___ Document text
On December 5,2002, the Court heard evidence regarding the videotape and photograph of “Sirena,” and, in particular, when the Commonwealth obtained such evidence. Finding that neither the videotape nor the photograph were obtained by the Commonwealth during the investigation or prosecution, but rather were obtained post-trial,7 and, as a result, the Commonwealth had no obligation under Brady v. Maryland, 373 U.S. 83, 10 L. Ed. 2d 215, 83 S. Ct. 1194 (1963), to turn over the videotape or the photograph to the defense, the Court denied the Petition for a Writ of Habeas Corpus. After hearing evidence, the Court took the matter under advisement. The Court issued its Order denying the Petition for a Writ of Habeas Corpus onFebruary 21, 2003.
In response, Bustillo filed a Motion to Reconsider based on the evidence furnished to the Petitioner by virtue of the discovery orders, in particular Detective Cline’s notes from his interview with Amaya and Officer Mahoney’s Report regarding the stop of Osorto.
On March 13, 2003, the Court issued a Suspending Order tolling the running of the twenly-one day period in order to conduct a further review of the matter.
*128 Analysis
The issue before the Court is two-fold, namely whether Detective Cline’s notes and/or Officer Mahoney’s Report constitute exculpatory evidence and, if so, whether the disclosure of such evidence to the defense would have resulted in a different outcome at trial.
Suppression by the prosecution of evidence favorable to an accused upon request violates due process where the evidence is material either to guilt or punishment, irrespective of the good faith or bad faith of the prosecution. Soering v. Deeds, 255 Va. 457, 464, 499 S.E.2d 514, 519 (1998), citing Brady v. Maryland, 373 U.S. 83, 87, 10 L. Ed. 2d 215, 83 S. Ct. 1194 (1963). Favorable evidence is material “only if there is a reasonable probability that, had the evidence been disclosed to the defense, the result of the proceeding would have been different. Id., citing United States v. Bagley, 473 U.S. 667, 87 L. Ed. 2d 481, 105 S. Ct. 3375 (1985).
______
**Requirements:**
**A)** In the habeas corpus opinion above, which two items did Bustillo's Motion to Reconsider rely on in particular?
**B)** Carry on the habeas corpus opinion above, starting after its last sentence.
___ Given records
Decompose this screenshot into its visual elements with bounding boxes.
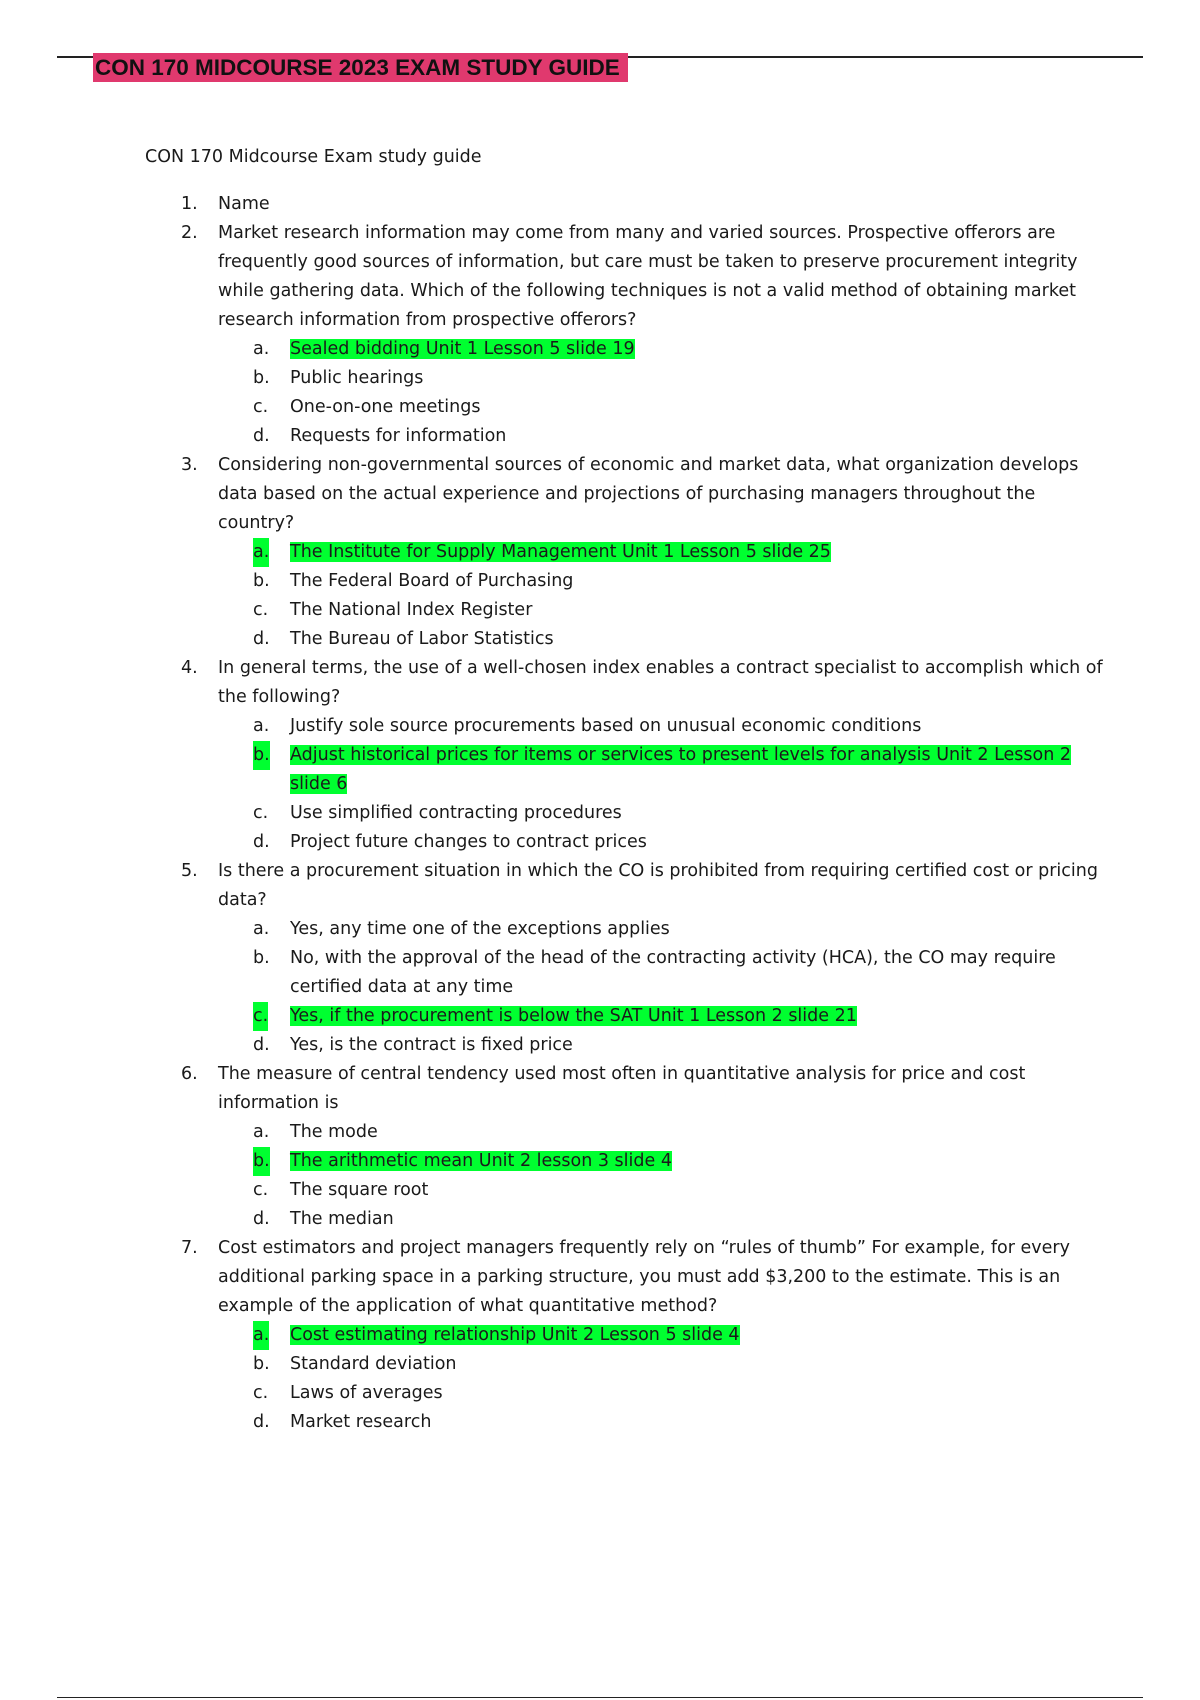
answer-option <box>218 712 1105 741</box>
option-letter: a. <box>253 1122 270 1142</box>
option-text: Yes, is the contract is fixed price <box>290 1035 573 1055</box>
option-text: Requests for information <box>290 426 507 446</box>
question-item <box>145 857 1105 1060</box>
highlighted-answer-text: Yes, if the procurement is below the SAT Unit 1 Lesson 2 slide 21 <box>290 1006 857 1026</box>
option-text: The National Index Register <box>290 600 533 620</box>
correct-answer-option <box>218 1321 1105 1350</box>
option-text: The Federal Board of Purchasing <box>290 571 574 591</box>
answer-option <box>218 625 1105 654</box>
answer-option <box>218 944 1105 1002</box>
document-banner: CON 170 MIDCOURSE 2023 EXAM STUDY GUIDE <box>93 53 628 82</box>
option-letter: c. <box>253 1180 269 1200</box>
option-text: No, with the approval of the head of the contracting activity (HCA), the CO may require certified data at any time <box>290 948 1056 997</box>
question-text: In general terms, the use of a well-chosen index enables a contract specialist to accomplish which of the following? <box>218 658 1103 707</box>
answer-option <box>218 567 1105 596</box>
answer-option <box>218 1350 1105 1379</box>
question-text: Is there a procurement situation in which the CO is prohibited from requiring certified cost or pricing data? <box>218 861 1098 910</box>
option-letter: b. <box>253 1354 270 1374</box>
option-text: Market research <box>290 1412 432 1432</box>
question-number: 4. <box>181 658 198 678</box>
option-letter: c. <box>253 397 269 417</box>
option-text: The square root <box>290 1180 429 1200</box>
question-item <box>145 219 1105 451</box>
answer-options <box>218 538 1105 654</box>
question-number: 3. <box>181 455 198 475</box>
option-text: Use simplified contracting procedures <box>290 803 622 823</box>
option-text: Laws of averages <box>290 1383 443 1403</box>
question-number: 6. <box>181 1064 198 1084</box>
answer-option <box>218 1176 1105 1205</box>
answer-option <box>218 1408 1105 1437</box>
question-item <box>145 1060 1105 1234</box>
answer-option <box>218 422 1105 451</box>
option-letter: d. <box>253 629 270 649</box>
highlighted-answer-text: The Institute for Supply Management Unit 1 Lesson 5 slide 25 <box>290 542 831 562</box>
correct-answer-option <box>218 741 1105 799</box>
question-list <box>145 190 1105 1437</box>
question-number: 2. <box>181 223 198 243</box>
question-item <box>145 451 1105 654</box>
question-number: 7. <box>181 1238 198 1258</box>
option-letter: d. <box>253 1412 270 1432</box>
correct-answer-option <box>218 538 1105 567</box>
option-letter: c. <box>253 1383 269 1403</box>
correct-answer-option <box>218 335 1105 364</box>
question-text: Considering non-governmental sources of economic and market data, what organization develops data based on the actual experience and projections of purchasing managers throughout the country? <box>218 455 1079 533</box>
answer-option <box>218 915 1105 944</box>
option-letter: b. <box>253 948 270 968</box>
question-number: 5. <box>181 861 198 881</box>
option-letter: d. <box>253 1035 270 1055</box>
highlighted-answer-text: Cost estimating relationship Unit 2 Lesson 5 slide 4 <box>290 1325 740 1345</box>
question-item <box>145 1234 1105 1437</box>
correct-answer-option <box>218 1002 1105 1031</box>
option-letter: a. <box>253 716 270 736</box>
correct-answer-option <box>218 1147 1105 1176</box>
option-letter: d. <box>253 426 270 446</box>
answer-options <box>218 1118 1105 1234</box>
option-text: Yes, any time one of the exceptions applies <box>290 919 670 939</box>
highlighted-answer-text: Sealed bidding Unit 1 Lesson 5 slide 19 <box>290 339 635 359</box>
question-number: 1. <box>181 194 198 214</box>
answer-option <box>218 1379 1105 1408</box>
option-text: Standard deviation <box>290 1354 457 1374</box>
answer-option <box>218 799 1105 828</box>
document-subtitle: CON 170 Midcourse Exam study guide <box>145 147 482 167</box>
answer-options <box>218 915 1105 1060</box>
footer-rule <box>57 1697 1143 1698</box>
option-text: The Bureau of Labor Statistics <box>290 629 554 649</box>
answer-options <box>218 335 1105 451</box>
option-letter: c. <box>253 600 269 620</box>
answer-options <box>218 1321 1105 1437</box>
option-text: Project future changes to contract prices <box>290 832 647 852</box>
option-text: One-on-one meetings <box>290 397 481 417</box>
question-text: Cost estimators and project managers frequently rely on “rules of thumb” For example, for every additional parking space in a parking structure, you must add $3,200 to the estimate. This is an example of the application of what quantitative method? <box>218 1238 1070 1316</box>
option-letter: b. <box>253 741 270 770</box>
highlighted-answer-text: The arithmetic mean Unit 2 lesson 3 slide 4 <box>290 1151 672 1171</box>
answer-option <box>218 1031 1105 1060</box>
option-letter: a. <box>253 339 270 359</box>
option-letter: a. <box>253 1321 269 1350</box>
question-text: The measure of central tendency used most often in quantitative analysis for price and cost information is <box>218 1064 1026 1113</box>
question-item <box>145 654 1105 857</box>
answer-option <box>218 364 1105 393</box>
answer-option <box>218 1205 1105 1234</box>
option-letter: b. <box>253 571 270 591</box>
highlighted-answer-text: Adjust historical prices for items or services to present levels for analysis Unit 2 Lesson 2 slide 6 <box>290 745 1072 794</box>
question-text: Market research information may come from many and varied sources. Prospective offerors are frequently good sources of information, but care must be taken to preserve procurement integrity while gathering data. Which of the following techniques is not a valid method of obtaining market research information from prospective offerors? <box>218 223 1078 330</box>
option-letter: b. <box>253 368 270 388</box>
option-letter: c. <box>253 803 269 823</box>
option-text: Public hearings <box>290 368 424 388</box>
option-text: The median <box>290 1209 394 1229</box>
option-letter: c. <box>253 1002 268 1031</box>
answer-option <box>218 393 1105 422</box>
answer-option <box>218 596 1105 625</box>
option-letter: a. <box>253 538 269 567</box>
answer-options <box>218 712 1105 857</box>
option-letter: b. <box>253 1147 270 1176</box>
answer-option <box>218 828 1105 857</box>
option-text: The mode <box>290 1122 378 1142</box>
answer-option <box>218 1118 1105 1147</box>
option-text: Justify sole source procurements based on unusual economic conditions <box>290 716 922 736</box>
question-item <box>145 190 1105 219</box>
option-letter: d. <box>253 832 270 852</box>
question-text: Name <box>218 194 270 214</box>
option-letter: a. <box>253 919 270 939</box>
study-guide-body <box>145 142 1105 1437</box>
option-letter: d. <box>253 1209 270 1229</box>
______
**The answers:**
**A)** Detective Cline's notes from his interview with Amaya and Officer Mahoney's Report regarding the stop of Osorto.

**B)**
Evidence that is inadmissible at trial is not true “evidence” for Brady purposes. Id., 255 Va. at 464, 499 S.E.2d at 517 (1998), citing Wood v. Bartholomew, 516 U.S. 1, 5-6, 133 L. Ed. 2d 1, 116 S. Ct. 7 (1995). Evidence proffered by an accused that merely suggests a third party may have committed the crime charged is inadmissible; only when the proffered evidence tends clearly to point to some other person as the guilty party will such proof be admitted. Karnes v. Commonwealth, 125 Va. 758, 766, 99 S.E. 562, 565 (1919).
A petitioner has the burden of showing that, when the case is evaluated in the context of the entire record, including the omitted evidence, a jury would have entertained a reasonable doubt regarding the petitioner’s guilt. See United States v. Bagley, 473 U.S. at 682; see also United States v. Agurs, 427 U.S. 97, 112-13, 49 L. Ed. 2d 342, 96 S. Ct. 2392 (1976). The Bagley approach has been adopted by the Supreme Court of Virginia, Correll v. Commonwealth, 232 Va. 454, 352 S.E.2d 352 (1987), and the Court of Appeals of Virginia, Carter v. Commonwealth, 10 Va. App. 507, 393 S.E.2d 639 (1990). Thus, in order for Bustillo to be granted habeas corpus relief, this Court must find that (1) the Mahoney Report and/or Detective Cline’s notes constitute exculpatory evidence and (2) the exculpatory evidence is material.
Exculpatory Nature of the Mahoney Report and Detective Cline’s Notes
Under Brady, exculpatory evidence is “evidence favorable to an accused,” Brady, 373 U.S. at 87, so that, if disclosed and used effectively, it may make the difference between conviction and acquittal. Bagley, 473 U.S. at 676.
*129Bustillo argues that prior to the 1998 trial, the Commonwealth’s Attorney was well aware of the defense’s theory that someone other than Bustillo, namely “Sirena,” a.k.a. Julio, had committed the murder of John Merry. Indeed, that was the thrust of the defense case. Bustillo further alleges that not only was the Commonwealth fully aware that “Sirena” also went by the name of “Julio,”8 but that the Commonwealth was also made aware that “Sirena” and Julio Osorto were one and the same person through Officer Mahoney’s Report and Detective Cline’s interview notes.9 In addition, the Commonwealth was certainly aware that Merry’s blood was found at the scene where he had been assaulted.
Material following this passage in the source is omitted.